Instructions to follow. Output every entry exactly as written.

Provided material.

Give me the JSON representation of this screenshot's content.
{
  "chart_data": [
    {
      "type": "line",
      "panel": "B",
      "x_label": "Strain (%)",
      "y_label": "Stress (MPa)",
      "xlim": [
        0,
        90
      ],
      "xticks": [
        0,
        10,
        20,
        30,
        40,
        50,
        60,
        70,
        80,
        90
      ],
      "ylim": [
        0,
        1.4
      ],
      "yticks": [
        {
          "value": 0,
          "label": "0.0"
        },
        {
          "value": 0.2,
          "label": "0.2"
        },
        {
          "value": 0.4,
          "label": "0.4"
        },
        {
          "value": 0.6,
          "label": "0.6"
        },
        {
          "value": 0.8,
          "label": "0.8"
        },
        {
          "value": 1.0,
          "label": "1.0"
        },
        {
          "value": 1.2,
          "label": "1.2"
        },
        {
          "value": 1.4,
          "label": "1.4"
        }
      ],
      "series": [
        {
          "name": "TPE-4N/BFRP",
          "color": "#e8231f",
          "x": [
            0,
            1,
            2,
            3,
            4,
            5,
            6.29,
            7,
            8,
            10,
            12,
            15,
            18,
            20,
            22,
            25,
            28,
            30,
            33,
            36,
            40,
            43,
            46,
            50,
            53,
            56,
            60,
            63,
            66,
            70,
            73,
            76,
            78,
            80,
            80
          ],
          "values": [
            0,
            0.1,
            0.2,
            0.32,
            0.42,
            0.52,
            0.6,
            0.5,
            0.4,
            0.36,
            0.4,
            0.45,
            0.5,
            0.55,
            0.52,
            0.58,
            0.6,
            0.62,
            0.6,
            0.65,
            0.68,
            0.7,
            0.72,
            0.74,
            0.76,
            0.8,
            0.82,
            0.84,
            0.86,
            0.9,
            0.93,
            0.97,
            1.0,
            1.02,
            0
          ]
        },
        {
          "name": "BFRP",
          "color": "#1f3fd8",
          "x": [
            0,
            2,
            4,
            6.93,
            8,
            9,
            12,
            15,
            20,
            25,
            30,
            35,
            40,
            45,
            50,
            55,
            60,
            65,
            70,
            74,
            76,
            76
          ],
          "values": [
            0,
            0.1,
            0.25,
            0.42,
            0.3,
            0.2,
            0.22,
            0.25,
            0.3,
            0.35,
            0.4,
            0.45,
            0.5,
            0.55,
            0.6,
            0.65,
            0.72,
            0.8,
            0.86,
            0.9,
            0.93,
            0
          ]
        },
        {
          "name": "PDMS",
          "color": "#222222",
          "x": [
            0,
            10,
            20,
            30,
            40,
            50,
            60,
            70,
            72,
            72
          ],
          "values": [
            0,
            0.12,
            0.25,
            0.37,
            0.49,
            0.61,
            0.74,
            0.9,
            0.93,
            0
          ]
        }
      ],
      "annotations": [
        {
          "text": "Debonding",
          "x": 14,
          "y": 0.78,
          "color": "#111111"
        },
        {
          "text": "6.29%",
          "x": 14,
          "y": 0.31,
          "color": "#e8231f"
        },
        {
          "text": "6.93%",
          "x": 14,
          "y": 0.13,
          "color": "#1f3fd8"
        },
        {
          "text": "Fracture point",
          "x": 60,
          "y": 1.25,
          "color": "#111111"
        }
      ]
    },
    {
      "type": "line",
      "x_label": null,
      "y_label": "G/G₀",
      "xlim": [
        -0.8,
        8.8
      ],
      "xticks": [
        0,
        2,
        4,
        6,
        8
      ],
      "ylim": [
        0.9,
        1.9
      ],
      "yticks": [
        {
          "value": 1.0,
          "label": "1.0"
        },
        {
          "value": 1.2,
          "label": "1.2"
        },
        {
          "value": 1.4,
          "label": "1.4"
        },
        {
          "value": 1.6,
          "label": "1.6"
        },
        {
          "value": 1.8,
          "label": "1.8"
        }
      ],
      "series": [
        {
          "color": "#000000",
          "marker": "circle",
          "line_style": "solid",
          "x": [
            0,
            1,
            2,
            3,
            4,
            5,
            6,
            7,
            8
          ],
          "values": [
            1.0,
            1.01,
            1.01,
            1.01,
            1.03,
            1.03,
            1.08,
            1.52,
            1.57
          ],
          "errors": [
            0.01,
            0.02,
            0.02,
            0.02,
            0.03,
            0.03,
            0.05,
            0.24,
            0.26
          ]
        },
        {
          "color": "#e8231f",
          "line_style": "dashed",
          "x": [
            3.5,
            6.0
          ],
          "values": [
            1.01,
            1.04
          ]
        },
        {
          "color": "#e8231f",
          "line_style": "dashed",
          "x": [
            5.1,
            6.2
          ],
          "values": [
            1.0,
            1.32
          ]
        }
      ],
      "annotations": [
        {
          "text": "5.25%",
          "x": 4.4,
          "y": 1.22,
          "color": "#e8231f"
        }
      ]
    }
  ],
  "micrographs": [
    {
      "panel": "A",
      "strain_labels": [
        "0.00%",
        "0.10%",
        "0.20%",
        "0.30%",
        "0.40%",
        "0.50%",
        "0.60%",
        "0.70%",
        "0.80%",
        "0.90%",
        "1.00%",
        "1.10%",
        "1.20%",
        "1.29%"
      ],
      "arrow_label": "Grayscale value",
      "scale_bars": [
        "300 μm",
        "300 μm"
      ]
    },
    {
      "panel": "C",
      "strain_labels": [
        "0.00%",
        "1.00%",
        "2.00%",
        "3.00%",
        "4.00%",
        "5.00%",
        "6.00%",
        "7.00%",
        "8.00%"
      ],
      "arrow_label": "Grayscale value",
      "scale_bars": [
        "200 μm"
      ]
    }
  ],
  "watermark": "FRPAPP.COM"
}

Complete answer.
Give me the JSON representation of this screenshot's content.
{
  "chart_data": [
    {
      "type": "line",
      "panel": "B",
      "x_label": "Strain (%)",
      "y_label": "Stress (MPa)",
      "xlim": [
        0,
        90
      ],
      "xticks": [
        0,
        10,
        20,
        30,
        40,
        50,
        60,
        70,
        80,
        90
      ],
      "ylim": [
        0,
        1.4
      ],
      "yticks": [
        {
          "value": 0,
          "label": "0.0"
        },
        {
          "value": 0.2,
          "label": "0.2"
        },
        {
          "value": 0.4,
          "label": "0.4"
        },
        {
          "value": 0.6,
          "label": "0.6"
        },
        {
          "value": 0.8,
          "label": "0.8"
        },
        {
          "value": 1.0,
          "label": "1.0"
        },
        {
          "value": 1.2,
          "label": "1.2"
        },
        {
          "value": 1.4,
          "label": "1.4"
        }
      ],
      "series": [
        {
          "name": "TPE-4N/BFRP",
          "color": "#e8231f",
          "x": [
            0,
            1,
            2,
            3,
            4,
            5,
            6.29,
            7,
            8,
            10,
            12,
            15,
            18,
            20,
            22,
            25,
            28,
            30,
            33,
            36,
            40,
            43,
            46,
            50,
            53,
            56,
            60,
            63,
            66,
            70,
            73,
            76,
            78,
            80,
            80
          ],
          "values": [
            0,
            0.1,
            0.2,
            0.32,
            0.42,
            0.52,
            0.6,
            0.5,
            0.4,
            0.36,
            0.4,
            0.45,
            0.5,
            0.55,
            0.52,
            0.58,
            0.6,
            0.62,
            0.6,
            0.65,
            0.68,
            0.7,
            0.72,
            0.74,
            0.76,
            0.8,
            0.82,
            0.84,
            0.86,
            0.9,
            0.93,
            0.97,
            1.0,
            1.02,
            0
          ]
        },
        {
          "name": "BFRP",
          "color": "#1f3fd8",
          "x": [
            0,
            2,
            4,
            6.93,
            8,
            9,
            12,
            15,
            20,
            25,
            30,
            35,
            40,
            45,
            50,
            55,
            60,
            65,
            70,
            74,
            76,
            76
          ],
          "values": [
            0,
            0.1,
            0.25,
            0.42,
            0.3,
            0.2,
            0.22,
            0.25,
            0.3,
            0.35,
            0.4,
            0.45,
            0.5,
            0.55,
            0.6,
            0.65,
            0.72,
            0.8,
            0.86,
            0.9,
            0.93,
            0
          ]
        },
        {
          "name": "PDMS",
          "color": "#222222",
          "x": [
            0,
            10,
            20,
            30,
            40,
            50,
            60,
            70,
            72,
            72
          ],
          "values": [
            0,
            0.12,
            0.25,
            0.37,
            0.49,
            0.61,
            0.74,
            0.9,
            0.93,
            0
          ]
        }
      ],
      "annotations": [
        {
          "text": "Debonding",
          "x": 14,
          "y": 0.78,
          "color": "#111111"
        },
        {
          "text": "6.29%",
          "x": 14,
          "y": 0.31,
          "color": "#e8231f"
        },
        {
          "text": "6.93%",
          "x": 14,
          "y": 0.13,
          "color": "#1f3fd8"
        },
        {
          "text": "Fracture point",
          "x": 60,
          "y": 1.25,
          "color": "#111111"
        }
      ]
    },
    {
      "type": "line",
      "x_label": null,
      "y_label": "G/G₀",
      "xlim": [
        -0.8,
        8.8
      ],
      "xticks": [
        0,
        2,
        4,
        6,
        8
      ],
      "ylim": [
        0.9,
        1.9
      ],
      "yticks": [
        {
          "value": 1.0,
          "label": "1.0"
        },
        {
          "value": 1.2,
          "label": "1.2"
        },
        {
          "value": 1.4,
          "label": "1.4"
        },
        {
          "value": 1.6,
          "label": "1.6"
        },
        {
          "value": 1.8,
          "label": "1.8"
        }
      ],
      "series": [
        {
          "color": "#000000",
          "marker": "circle",
          "line_style": "solid",
          "x": [
            0,
            1,
            2,
            3,
            4,
            5,
            6,
            7,
            8
          ],
          "values": [
            1.0,
            1.01,
            1.01,
            1.01,
            1.03,
            1.03,
            1.08,
            1.52,
            1.57
          ],
          "errors": [
            0.01,
            0.02,
            0.02,
            0.02,
            0.03,
            0.03,
            0.05,
            0.24,
            0.26
          ]
        },
        {
          "color": "#e8231f",
          "line_style": "dashed",
          "x": [
            3.5,
            6.0
          ],
          "values": [
            1.01,
            1.04
          ]
        },
        {
          "color": "#e8231f",
          "line_style": "dashed",
          "x": [
            5.1,
            6.2
          ],
          "values": [
            1.0,
            1.32
          ]
        }
      ],
      "annotations": [
        {
          "text": "5.25%",
          "x": 4.4,
          "y": 1.22,
          "color": "#e8231f"
        }
      ]
    }
  ],
  "micrographs": [
    {
      "panel": "A",
      "strain_labels": [
        "0.00%",
        "0.10%",
        "0.20%",
        "0.30%",
        "0.40%",
        "0.50%",
        "0.60%",
        "0.70%",
        "0.80%",
        "0.90%",
        "1.00%",
        "1.10%",
        "1.20%",
        "1.29%"
      ],
      "arrow_label": "Grayscale value",
      "scale_bars": [
        "300 μm",
        "300 μm"
      ]
    },
    {
      "panel": "C",
      "strain_labels": [
        "0.00%",
        "1.00%",
        "2.00%",
        "3.00%",
        "4.00%",
        "5.00%",
        "6.00%",
        "7.00%",
        "8.00%"
      ],
      "arrow_label": "Grayscale value",
      "scale_bars": [
        "200 μm"
      ]
    }
  ],
  "watermark": "FRPAPP.COM"
}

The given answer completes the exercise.